> _EXERCISE GOAL_:
For each line in the data below that holds "relacionadas", return a copy.

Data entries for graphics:
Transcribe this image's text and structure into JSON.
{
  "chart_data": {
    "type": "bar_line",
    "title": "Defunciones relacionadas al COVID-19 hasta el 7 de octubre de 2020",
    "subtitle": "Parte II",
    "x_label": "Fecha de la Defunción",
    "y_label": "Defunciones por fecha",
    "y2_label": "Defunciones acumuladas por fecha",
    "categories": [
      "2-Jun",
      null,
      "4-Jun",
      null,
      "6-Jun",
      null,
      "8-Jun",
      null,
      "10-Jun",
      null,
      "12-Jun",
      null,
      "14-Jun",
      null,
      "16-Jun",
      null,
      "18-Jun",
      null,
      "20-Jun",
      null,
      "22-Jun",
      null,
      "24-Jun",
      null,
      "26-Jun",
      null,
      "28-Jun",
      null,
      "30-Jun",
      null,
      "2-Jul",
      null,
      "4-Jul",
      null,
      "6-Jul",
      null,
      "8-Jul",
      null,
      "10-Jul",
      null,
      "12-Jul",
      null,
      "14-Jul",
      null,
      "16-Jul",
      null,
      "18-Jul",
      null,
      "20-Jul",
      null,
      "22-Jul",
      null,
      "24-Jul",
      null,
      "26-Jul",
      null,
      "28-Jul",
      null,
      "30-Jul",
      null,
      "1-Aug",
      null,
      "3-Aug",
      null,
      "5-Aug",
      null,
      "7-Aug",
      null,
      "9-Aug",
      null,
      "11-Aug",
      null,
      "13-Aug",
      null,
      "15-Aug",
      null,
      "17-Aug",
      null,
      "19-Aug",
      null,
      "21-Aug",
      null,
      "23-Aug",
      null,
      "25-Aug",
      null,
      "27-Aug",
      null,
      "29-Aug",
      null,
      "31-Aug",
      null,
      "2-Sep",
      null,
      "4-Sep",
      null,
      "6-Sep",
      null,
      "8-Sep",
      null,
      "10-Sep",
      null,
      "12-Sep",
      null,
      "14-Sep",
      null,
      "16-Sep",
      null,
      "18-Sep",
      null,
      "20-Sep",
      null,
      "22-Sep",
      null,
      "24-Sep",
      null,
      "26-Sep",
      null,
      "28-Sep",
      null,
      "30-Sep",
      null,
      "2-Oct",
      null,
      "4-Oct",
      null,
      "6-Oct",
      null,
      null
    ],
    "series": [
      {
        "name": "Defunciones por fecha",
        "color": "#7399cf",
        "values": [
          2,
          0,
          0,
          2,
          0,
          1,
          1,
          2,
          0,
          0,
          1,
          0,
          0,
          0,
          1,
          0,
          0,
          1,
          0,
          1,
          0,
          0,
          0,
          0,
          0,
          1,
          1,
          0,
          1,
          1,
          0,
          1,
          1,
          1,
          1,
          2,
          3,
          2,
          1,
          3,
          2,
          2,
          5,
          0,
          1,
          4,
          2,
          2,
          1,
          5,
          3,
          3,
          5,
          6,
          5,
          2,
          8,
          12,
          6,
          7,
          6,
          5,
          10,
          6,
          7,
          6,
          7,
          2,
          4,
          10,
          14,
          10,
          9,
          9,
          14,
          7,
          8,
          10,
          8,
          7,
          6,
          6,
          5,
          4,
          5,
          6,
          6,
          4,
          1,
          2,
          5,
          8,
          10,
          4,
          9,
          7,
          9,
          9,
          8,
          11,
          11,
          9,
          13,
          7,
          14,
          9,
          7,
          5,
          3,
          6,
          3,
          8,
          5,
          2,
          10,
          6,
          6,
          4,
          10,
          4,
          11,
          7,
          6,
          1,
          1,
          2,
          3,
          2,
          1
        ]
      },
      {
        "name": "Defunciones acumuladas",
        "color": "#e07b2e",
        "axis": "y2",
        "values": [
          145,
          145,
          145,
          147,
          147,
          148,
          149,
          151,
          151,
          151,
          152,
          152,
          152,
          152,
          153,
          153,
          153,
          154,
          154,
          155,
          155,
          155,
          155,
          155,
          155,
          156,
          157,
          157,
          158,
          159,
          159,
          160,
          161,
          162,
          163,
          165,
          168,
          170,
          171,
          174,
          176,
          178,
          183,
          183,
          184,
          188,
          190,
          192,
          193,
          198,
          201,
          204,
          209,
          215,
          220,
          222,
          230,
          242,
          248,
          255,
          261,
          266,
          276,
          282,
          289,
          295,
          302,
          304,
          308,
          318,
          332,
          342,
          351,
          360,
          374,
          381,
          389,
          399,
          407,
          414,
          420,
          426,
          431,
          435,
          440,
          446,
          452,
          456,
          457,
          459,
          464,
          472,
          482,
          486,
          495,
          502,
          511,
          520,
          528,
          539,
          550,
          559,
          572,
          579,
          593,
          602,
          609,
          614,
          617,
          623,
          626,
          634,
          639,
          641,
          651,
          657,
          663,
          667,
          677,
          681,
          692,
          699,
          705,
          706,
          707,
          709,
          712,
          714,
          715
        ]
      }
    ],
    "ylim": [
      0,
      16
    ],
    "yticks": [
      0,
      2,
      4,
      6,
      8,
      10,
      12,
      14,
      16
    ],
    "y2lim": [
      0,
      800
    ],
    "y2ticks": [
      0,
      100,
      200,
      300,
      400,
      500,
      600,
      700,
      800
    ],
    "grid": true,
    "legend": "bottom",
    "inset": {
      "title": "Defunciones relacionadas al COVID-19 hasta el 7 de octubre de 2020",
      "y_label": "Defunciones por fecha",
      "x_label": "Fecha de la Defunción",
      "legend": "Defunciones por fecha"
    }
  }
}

> _WRITTEN SOLUTION_:
    "title": "Defunciones relacionadas al COVID-19 hasta el 7 de octubre de 2020",
      "title": "Defunciones relacionadas al COVID-19 hasta el 7 de octubre de 2020",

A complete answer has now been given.